What is being asked: Copy out each of the items below verbatim, with every line reproduced character for character.

Region boundary data
□ □ □ □

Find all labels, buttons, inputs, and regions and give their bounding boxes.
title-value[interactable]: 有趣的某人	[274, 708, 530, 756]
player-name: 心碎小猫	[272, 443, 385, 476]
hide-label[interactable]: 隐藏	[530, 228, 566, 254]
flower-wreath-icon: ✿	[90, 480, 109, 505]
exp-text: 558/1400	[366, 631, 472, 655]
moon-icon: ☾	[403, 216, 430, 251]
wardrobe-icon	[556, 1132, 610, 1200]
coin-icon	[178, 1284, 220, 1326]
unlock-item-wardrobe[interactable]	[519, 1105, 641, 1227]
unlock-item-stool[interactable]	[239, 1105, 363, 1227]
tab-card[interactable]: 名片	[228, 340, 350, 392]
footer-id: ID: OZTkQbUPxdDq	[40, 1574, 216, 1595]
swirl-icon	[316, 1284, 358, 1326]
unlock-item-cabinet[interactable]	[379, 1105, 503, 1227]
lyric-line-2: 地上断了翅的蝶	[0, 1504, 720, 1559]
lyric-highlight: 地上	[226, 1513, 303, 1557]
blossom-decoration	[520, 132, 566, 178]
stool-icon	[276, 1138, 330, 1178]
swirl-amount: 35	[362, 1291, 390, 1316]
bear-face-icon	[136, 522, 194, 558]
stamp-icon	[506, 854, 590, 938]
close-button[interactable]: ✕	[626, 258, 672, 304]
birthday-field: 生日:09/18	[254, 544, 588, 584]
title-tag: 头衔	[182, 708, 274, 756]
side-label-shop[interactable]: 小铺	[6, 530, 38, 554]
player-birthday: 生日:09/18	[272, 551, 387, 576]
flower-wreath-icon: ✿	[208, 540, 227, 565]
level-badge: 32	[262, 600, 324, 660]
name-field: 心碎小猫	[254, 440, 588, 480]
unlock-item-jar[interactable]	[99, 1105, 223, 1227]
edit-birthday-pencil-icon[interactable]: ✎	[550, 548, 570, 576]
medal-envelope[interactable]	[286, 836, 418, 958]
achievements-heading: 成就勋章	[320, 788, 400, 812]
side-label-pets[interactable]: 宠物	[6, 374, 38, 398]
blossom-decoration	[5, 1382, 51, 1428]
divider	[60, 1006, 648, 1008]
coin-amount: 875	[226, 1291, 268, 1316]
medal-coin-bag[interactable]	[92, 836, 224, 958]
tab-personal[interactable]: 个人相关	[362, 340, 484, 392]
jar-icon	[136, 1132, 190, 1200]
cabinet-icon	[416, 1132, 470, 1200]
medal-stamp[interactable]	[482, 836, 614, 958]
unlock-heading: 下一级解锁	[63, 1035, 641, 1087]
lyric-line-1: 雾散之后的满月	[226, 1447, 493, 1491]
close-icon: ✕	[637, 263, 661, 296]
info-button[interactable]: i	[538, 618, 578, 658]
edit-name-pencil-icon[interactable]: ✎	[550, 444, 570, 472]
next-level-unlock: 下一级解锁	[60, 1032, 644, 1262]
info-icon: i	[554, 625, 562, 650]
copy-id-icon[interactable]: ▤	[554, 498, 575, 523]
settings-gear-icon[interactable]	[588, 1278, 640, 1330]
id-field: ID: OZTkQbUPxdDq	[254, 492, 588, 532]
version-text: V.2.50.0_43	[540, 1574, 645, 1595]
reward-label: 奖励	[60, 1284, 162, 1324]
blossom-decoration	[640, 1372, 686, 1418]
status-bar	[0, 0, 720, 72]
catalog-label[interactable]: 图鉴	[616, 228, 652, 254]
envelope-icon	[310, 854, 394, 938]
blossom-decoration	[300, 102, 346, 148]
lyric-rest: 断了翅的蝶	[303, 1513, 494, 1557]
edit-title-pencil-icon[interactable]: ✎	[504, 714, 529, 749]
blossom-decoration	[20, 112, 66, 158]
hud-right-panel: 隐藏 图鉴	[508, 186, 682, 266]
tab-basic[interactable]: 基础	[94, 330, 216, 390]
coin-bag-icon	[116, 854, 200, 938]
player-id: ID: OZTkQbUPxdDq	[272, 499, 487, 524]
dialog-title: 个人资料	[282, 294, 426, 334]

□ □ □ □

Full response:
Find all labels, buttons, inputs, and regions and give their bounding boxes.
title-value[interactable]: 有趣的某人	[274, 708, 530, 756]
player-name: 心碎小猫	[272, 443, 385, 476]
hide-label[interactable]: 隐藏	[530, 228, 566, 254]
flower-wreath-icon: ✿	[90, 480, 109, 505]
exp-text: 558/1400	[366, 631, 472, 655]
moon-icon: ☾	[403, 216, 430, 251]
wardrobe-icon	[556, 1132, 610, 1200]
coin-icon	[178, 1284, 220, 1326]
unlock-item-wardrobe[interactable]	[519, 1105, 641, 1227]
unlock-item-stool[interactable]	[239, 1105, 363, 1227]
tab-card[interactable]: 名片	[228, 340, 350, 392]
footer-id: ID: OZTkQbUPxdDq	[40, 1574, 216, 1595]
swirl-icon	[316, 1284, 358, 1326]
unlock-item-cabinet[interactable]	[379, 1105, 503, 1227]
lyric-line-2: 地上断了翅的蝶	[0, 1504, 720, 1559]
lyric-highlight: 地上	[226, 1513, 303, 1557]
blossom-decoration	[520, 132, 566, 178]
stool-icon	[276, 1138, 330, 1178]
swirl-amount: 35	[362, 1291, 390, 1316]
bear-face-icon	[136, 522, 194, 558]
stamp-icon	[506, 854, 590, 938]
close-button[interactable]: ✕	[626, 258, 672, 304]
birthday-field: 生日:09/18	[254, 544, 588, 584]
title-tag: 头衔	[182, 708, 274, 756]
side-label-shop[interactable]: 小铺	[6, 530, 38, 554]
player-birthday: 生日:09/18	[272, 551, 387, 576]
flower-wreath-icon: ✿	[208, 540, 227, 565]
level-badge: 32	[262, 600, 324, 660]
name-field: 心碎小猫	[254, 440, 588, 480]
unlock-item-jar[interactable]	[99, 1105, 223, 1227]
edit-birthday-pencil-icon[interactable]: ✎	[550, 548, 570, 576]
medal-envelope[interactable]	[286, 836, 418, 958]
achievements-heading: 成就勋章	[320, 788, 400, 812]
side-label-pets[interactable]: 宠物	[6, 374, 38, 398]
blossom-decoration	[5, 1382, 51, 1428]
divider	[60, 1006, 648, 1008]
coin-amount: 875	[226, 1291, 268, 1316]
medal-coin-bag[interactable]	[92, 836, 224, 958]
tab-personal[interactable]: 个人相关	[362, 340, 484, 392]
jar-icon	[136, 1132, 190, 1200]
cabinet-icon	[416, 1132, 470, 1200]
medal-stamp[interactable]	[482, 836, 614, 958]
unlock-heading: 下一级解锁	[63, 1035, 641, 1087]
lyric-line-1: 雾散之后的满月	[226, 1447, 493, 1491]
close-icon: ✕	[637, 263, 661, 296]
info-button[interactable]: i	[538, 618, 578, 658]
edit-name-pencil-icon[interactable]: ✎	[550, 444, 570, 472]
next-level-unlock: 下一级解锁	[60, 1032, 644, 1262]
info-icon: i	[554, 625, 562, 650]
copy-id-icon[interactable]: ▤	[554, 498, 575, 523]
settings-gear-icon[interactable]	[588, 1278, 640, 1330]
id-field: ID: OZTkQbUPxdDq	[254, 492, 588, 532]
version-text: V.2.50.0_43	[540, 1574, 645, 1595]
reward-label: 奖励	[60, 1284, 162, 1324]
blossom-decoration	[640, 1372, 686, 1418]
status-bar	[0, 0, 720, 72]
catalog-label[interactable]: 图鉴	[616, 228, 652, 254]
envelope-icon	[310, 854, 394, 938]
blossom-decoration	[300, 102, 346, 148]
lyric-rest: 断了翅的蝶	[303, 1513, 494, 1557]
edit-title-pencil-icon[interactable]: ✎	[504, 714, 529, 749]
blossom-decoration	[20, 112, 66, 158]
hud-right-panel: 隐藏 图鉴	[508, 186, 682, 266]
tab-basic[interactable]: 基础	[94, 330, 216, 390]
coin-bag-icon	[116, 854, 200, 938]
player-id: ID: OZTkQbUPxdDq	[272, 499, 487, 524]
dialog-title: 个人资料	[282, 294, 426, 334]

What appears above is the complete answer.